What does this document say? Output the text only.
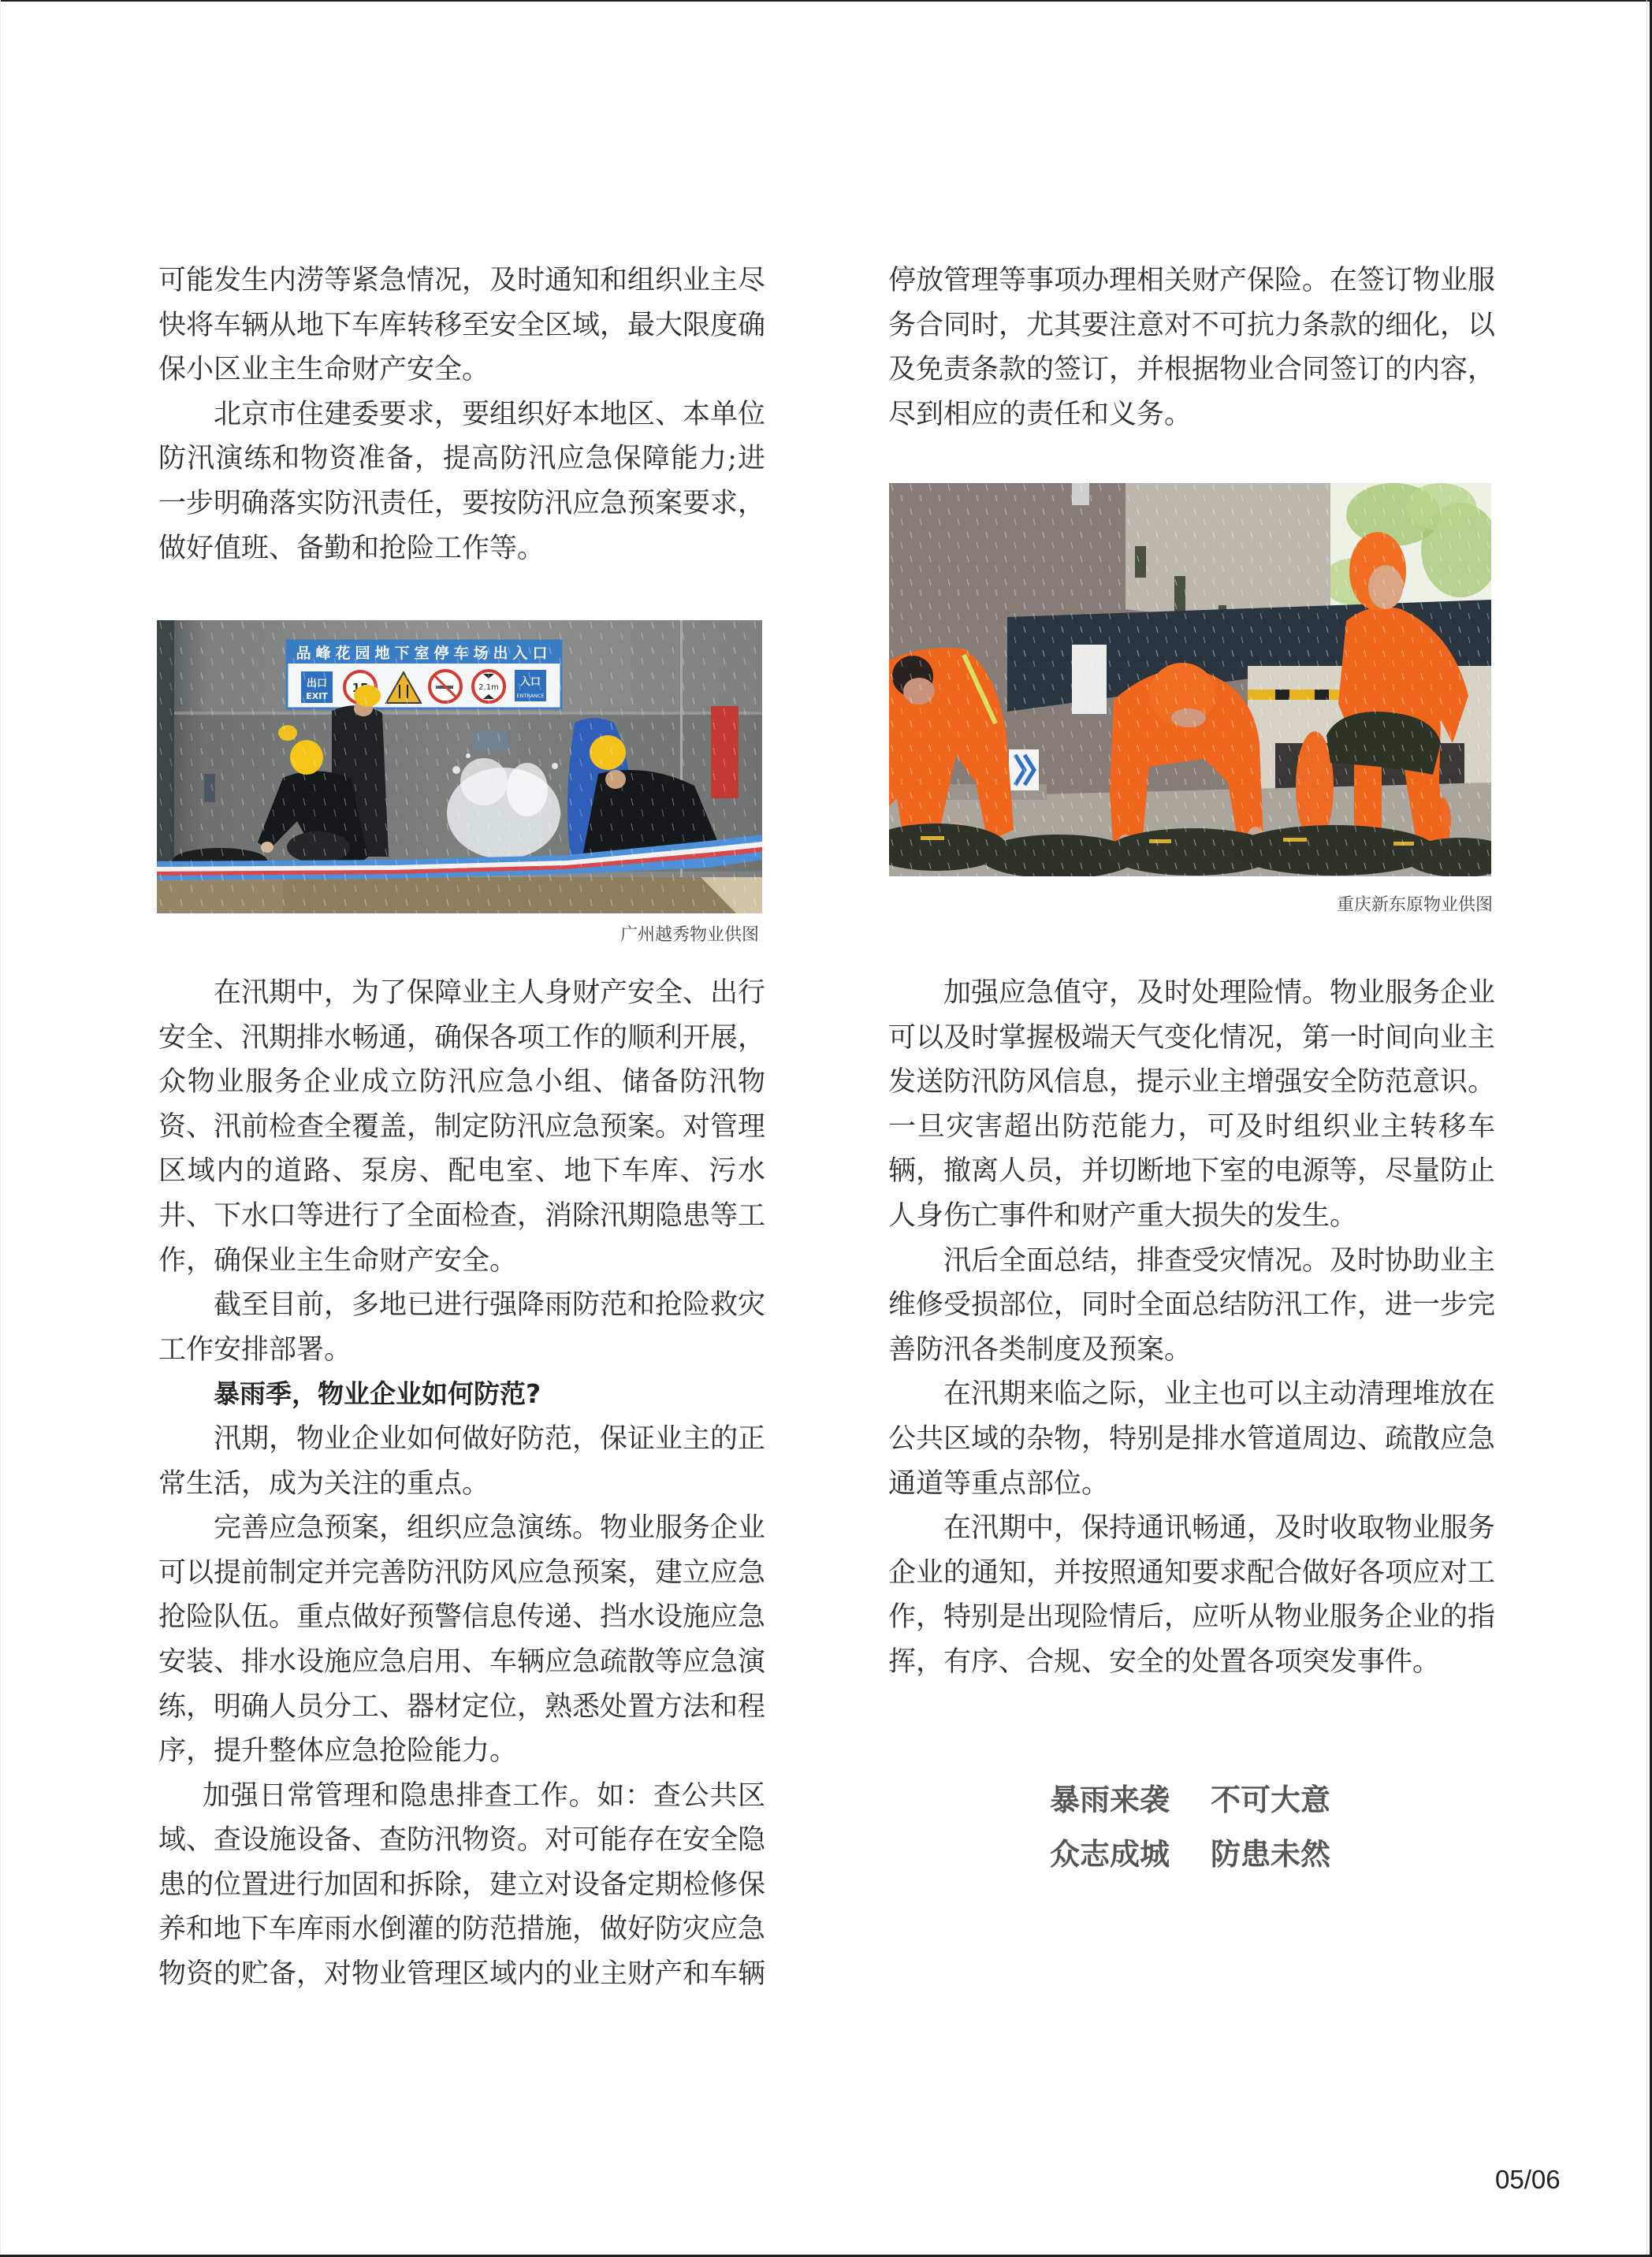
可能发生内涝等紧急情况，及时通知和组织业主尽
快将车辆从地下车库转移至安全区域，最大限度确
保小区业主生命财产安全。
北京市住建委要求，要组织好本地区、本单位
防汛演练和物资准备，提高防汛应急保障能力;进
一步明确落实防汛责任，要按防汛应急预案要求，
做好值班、备勤和抢险工作等。
广州越秀物业供图
在汛期中，为了保障业主人身财产安全、出行
安全、汛期排水畅通，确保各项工作的顺利开展，
众物业服务企业成立防汛应急小组、储备防汛物
资、汛前检查全覆盖，制定防汛应急预案。对管理
区域内的道路、泵房、配电室、地下车库、污水
井、下水口等进行了全面检查，消除汛期隐患等工
作，确保业主生命财产安全。
截至目前，多地已进行强降雨防范和抢险救灾
工作安排部署。
暴雨季，物业企业如何防范?
汛期，物业企业如何做好防范，保证业主的正
常生活，成为关注的重点。
完善应急预案，组织应急演练。物业服务企业
可以提前制定并完善防汛防风应急预案，建立应急
抢险队伍。重点做好预警信息传递、挡水设施应急
安装、排水设施应急启用、车辆应急疏散等应急演
练，明确人员分工、器材定位，熟悉处置方法和程
序，提升整体应急抢险能力。
加强日常管理和隐患排查工作。如：查公共区
域、查设施设备、查防汛物资。对可能存在安全隐
患的位置进行加固和拆除，建立对设备定期检修保
养和地下车库雨水倒灌的防范措施，做好防灾应急
物资的贮备，对物业管理区域内的业主财产和车辆
停放管理等事项办理相关财产保险。在签订物业服
务合同时，尤其要注意对不可抗力条款的细化，以
及免责条款的签订，并根据物业合同签订的内容，
尽到相应的责任和义务。
重庆新东原物业供图
加强应急值守，及时处理险情。物业服务企业
可以及时掌握极端天气变化情况，第一时间向业主
发送防汛防风信息，提示业主增强安全防范意识。
一旦灾害超出防范能力，可及时组织业主转移车
辆，撤离人员，并切断地下室的电源等，尽量防止
人身伤亡事件和财产重大损失的发生。
汛后全面总结，排查受灾情况。及时协助业主
维修受损部位，同时全面总结防汛工作，进一步完
善防汛各类制度及预案。
在汛期来临之际，业主也可以主动清理堆放在
公共区域的杂物，特别是排水管道周边、疏散应急
通道等重点部位。
在汛期中，保持通讯畅通，及时收取物业服务
企业的通知，并按照通知要求配合做好各项应对工
作，特别是出现险情后，应听从物业服务企业的指
挥，有序、合规、安全的处置各项突发事件。
暴雨来袭 不可大意
众志成城 防患未然
05/06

- - -

## Directive:
Set down all the entries exactly as they appear, but skip any pictures.

## Answer to this exercise:
What does this document say? Output the text only.
可能发生内涝等紧急情况，及时通知和组织业主尽
快将车辆从地下车库转移至安全区域，最大限度确
保小区业主生命财产安全。
北京市住建委要求，要组织好本地区、本单位
防汛演练和物资准备，提高防汛应急保障能力;进
一步明确落实防汛责任，要按防汛应急预案要求，
做好值班、备勤和抢险工作等。
广州越秀物业供图
在汛期中，为了保障业主人身财产安全、出行
安全、汛期排水畅通，确保各项工作的顺利开展，
众物业服务企业成立防汛应急小组、储备防汛物
资、汛前检查全覆盖，制定防汛应急预案。对管理
区域内的道路、泵房、配电室、地下车库、污水
井、下水口等进行了全面检查，消除汛期隐患等工
作，确保业主生命财产安全。
截至目前，多地已进行强降雨防范和抢险救灾
工作安排部署。
暴雨季，物业企业如何防范?
汛期，物业企业如何做好防范，保证业主的正
常生活，成为关注的重点。
完善应急预案，组织应急演练。物业服务企业
可以提前制定并完善防汛防风应急预案，建立应急
抢险队伍。重点做好预警信息传递、挡水设施应急
安装、排水设施应急启用、车辆应急疏散等应急演
练，明确人员分工、器材定位，熟悉处置方法和程
序，提升整体应急抢险能力。
加强日常管理和隐患排查工作。如：查公共区
域、查设施设备、查防汛物资。对可能存在安全隐
患的位置进行加固和拆除，建立对设备定期检修保
养和地下车库雨水倒灌的防范措施，做好防灾应急
物资的贮备，对物业管理区域内的业主财产和车辆
停放管理等事项办理相关财产保险。在签订物业服
务合同时，尤其要注意对不可抗力条款的细化，以
及免责条款的签订，并根据物业合同签订的内容，
尽到相应的责任和义务。
重庆新东原物业供图
加强应急值守，及时处理险情。物业服务企业
可以及时掌握极端天气变化情况，第一时间向业主
发送防汛防风信息，提示业主增强安全防范意识。
一旦灾害超出防范能力，可及时组织业主转移车
辆，撤离人员，并切断地下室的电源等，尽量防止
人身伤亡事件和财产重大损失的发生。
汛后全面总结，排查受灾情况。及时协助业主
维修受损部位，同时全面总结防汛工作，进一步完
善防汛各类制度及预案。
在汛期来临之际，业主也可以主动清理堆放在
公共区域的杂物，特别是排水管道周边、疏散应急
通道等重点部位。
在汛期中，保持通讯畅通，及时收取物业服务
企业的通知，并按照通知要求配合做好各项应对工
作，特别是出现险情后，应听从物业服务企业的指
挥，有序、合规、安全的处置各项突发事件。
暴雨来袭 不可大意
众志成城 防患未然
05/06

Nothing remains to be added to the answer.